Kutipan Teks:
━━━━━━
Malam itu, sepulang dari UIN Salatiga, kami berbincang-bincang dengan keluarga. Membahas hal terkait kehamilan. Diantara hal-hal yang dibahas adalah tentang layanan Posyandu, layanan bidan-bidan yang ada di lingkungan sekitar, fasilitas puskesmas, dan dokter spesialis kandungan dan anak. Berhubung ini adalah kehamilan pertama do’i, kami berusaha menerima semua saran/masukan dengan terbuka. Ibarat gelas kosong yang sangat siap untuk diisi air. Kakak menyarankan untuk memerisa kehamilan di dokter Agung. Namun, Ayi mengatakan kalau sudah dapat surat rujukan dari bidan ke dokter Mufti yang praktek di rumah sakit Puri Asih Salatiga. Kakak mengatakan pada kami, kalau dokter mufti praktek pagi mulai pukul 6.00 sampai pukul 8.00 Sedangkan sore mulai pukul 17.00 sampai pukul 19.00.
━━━━━━
Data Sumber:

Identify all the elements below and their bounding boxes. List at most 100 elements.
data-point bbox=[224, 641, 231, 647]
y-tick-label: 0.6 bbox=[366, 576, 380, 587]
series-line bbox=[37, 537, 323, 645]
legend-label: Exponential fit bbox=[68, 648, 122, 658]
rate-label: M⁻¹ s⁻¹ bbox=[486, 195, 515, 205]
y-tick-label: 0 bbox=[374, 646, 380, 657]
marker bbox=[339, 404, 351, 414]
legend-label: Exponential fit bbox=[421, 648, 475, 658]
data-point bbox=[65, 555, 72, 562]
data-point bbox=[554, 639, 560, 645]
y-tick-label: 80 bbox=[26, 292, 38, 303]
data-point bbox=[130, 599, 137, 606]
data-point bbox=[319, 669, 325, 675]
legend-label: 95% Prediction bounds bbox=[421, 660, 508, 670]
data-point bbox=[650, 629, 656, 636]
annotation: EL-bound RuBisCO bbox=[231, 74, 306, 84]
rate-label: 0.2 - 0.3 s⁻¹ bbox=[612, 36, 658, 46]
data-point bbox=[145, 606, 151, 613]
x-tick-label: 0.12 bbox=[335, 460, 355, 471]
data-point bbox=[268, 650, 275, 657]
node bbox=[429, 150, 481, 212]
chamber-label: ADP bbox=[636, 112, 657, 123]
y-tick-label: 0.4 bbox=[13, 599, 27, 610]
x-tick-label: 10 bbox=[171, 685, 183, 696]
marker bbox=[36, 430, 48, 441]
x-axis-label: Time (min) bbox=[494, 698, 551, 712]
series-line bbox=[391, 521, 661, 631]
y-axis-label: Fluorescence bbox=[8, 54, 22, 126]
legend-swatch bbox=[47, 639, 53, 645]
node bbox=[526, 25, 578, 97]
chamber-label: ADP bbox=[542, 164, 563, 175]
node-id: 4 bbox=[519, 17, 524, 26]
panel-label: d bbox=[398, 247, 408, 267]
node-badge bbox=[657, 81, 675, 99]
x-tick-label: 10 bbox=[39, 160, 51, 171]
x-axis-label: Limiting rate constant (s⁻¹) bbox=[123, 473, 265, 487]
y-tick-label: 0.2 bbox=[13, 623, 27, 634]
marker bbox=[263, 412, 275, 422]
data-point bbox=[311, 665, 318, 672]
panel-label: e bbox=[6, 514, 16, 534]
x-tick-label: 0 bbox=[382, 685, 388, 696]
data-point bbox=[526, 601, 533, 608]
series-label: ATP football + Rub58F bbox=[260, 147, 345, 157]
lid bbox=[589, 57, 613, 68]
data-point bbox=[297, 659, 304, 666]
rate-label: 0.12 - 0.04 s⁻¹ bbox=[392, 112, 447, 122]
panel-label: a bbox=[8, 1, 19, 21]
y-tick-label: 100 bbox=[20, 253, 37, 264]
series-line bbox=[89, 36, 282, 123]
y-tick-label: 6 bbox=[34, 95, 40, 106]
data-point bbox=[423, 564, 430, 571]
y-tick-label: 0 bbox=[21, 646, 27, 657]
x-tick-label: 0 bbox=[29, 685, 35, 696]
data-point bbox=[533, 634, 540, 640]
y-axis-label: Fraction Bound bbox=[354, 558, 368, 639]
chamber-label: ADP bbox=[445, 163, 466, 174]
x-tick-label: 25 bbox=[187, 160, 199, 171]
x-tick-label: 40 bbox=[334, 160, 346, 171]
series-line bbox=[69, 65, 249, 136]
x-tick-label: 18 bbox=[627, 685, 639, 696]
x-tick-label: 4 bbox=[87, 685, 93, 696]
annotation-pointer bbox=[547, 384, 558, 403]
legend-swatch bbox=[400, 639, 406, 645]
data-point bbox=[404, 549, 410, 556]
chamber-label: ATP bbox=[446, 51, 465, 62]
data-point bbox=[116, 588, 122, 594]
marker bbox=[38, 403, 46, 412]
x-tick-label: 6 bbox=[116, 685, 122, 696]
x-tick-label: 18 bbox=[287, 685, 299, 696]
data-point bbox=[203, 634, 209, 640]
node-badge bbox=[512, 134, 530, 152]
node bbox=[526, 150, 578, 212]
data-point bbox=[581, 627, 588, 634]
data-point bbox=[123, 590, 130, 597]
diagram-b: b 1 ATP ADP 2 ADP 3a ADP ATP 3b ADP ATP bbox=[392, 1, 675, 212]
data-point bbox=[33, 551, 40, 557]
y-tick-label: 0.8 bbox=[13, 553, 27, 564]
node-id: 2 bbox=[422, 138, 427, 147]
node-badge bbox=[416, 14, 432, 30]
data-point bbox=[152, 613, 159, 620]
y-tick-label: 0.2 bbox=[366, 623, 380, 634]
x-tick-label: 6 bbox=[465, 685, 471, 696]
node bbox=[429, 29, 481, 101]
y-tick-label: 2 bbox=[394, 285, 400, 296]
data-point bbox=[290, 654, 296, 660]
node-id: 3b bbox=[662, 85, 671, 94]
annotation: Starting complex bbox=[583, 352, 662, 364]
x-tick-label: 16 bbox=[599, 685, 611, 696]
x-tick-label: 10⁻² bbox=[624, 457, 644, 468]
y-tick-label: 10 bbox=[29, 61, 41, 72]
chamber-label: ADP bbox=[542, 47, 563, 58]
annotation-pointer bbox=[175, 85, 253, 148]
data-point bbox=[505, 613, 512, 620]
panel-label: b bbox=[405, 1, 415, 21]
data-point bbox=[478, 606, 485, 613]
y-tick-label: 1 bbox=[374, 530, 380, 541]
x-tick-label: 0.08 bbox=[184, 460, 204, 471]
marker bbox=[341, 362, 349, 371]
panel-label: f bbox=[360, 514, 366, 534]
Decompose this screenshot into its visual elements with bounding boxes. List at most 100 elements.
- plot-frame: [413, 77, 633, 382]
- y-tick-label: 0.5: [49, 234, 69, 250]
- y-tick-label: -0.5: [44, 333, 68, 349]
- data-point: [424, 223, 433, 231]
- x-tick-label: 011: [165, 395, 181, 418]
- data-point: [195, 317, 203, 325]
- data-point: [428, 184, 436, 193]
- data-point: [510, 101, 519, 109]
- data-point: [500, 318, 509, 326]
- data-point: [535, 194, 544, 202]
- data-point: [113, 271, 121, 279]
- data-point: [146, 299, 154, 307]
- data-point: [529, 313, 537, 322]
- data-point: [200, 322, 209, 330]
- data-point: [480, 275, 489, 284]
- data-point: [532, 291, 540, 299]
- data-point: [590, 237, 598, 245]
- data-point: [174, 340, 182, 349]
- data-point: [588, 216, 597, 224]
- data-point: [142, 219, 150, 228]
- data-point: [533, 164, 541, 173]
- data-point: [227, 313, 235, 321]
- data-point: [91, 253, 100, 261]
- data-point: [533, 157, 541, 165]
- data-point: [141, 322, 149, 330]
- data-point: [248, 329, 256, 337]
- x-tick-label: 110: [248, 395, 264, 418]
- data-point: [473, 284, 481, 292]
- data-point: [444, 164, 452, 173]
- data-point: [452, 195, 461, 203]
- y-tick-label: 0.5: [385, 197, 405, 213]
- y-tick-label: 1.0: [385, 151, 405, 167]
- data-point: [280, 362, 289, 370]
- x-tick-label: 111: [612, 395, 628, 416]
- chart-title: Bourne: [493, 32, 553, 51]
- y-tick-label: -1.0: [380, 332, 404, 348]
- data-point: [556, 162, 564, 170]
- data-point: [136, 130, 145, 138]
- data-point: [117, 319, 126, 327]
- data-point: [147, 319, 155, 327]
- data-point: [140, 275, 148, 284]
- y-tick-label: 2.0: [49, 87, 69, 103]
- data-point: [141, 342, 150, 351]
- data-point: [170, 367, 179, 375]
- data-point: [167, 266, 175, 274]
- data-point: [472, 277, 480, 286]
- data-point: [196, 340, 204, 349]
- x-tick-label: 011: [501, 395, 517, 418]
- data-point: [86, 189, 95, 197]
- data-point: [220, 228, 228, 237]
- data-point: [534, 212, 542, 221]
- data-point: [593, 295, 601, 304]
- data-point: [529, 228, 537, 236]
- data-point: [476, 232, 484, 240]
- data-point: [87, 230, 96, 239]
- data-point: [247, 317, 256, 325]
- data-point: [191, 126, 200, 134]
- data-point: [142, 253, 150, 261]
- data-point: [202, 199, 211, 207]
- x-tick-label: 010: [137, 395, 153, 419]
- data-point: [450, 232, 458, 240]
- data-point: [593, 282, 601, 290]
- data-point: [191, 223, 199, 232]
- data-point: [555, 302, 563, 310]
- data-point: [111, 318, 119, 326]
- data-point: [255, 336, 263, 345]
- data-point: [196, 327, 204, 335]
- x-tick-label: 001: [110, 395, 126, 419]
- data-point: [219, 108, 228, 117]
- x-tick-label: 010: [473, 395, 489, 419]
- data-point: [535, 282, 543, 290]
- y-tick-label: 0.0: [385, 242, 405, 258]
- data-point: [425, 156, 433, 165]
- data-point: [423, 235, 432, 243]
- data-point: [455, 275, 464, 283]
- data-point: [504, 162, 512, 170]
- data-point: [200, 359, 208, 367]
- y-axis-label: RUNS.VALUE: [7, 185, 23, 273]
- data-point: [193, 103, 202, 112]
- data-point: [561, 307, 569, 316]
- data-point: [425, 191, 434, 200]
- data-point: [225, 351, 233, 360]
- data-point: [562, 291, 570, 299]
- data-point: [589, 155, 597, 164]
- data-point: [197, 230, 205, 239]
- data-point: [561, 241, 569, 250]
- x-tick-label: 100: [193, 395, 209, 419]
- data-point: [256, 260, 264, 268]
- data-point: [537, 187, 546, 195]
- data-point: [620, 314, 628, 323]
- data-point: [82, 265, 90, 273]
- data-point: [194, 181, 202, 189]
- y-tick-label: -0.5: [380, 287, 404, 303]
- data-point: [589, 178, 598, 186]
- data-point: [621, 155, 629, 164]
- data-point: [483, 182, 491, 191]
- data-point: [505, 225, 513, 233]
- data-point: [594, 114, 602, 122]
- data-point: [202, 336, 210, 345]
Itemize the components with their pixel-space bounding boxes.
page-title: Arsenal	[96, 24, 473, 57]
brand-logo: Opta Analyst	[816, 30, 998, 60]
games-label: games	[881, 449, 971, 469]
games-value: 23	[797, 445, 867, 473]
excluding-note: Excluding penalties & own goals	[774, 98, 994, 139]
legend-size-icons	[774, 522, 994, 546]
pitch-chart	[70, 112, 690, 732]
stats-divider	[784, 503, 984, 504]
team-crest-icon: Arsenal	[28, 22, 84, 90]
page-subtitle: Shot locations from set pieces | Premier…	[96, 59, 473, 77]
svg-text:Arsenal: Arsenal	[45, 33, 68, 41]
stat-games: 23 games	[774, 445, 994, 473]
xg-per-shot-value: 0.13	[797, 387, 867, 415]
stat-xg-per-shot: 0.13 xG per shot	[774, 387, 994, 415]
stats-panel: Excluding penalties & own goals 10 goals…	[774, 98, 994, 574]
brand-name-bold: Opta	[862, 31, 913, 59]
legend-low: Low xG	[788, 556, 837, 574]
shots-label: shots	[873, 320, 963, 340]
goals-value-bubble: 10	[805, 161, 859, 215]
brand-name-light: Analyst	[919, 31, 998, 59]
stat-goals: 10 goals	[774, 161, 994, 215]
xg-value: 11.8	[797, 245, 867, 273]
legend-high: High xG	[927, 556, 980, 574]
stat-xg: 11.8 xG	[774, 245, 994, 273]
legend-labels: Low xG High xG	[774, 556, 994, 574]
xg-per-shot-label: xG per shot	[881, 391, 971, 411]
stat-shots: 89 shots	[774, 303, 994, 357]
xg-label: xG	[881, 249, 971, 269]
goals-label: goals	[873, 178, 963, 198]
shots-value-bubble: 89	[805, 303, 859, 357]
━━━━━━
Tugas: Salin bagian kutipan teks tentang pemeriksaan kehamilan tanpa mengubah apa pun. Mulailah dari kalimat yang memuat "Malam itu, sepulang" dan berhentilah setelah "sampai pukul 19.00.".

Hasil Tugas:
Malam itu, sepulang dari UIN Salatiga, kami berbincang-bincang dengan keluarga. Membahas hal terkait kehamilan. Diantara hal-hal yang dibahas adalah tentang layanan Posyandu, layanan bidan-bidan yang ada di lingkungan sekitar, fasilitas puskesmas, dan dokter spesialis kandungan dan anak. Berhubung ini adalah kehamilan pertama do’i, kami berusaha menerima semua saran/masukan dengan terbuka. Ibarat gelas kosong yang sangat siap untuk diisi air. Kakak menyarankan untuk memerisa kehamilan di dokter Agung. Namun, Ayi mengatakan kalau sudah dapat surat rujukan dari bidan ke dokter Mufti yang praktek di rumah sakit Puri Asih Salatiga. Kakak mengatakan pada kami, kalau dokter mufti praktek pagi mulai pukul 6.00 sampai pukul 8.00 Sedangkan sore mulai pukul 17.00 sampai pukul 19.00.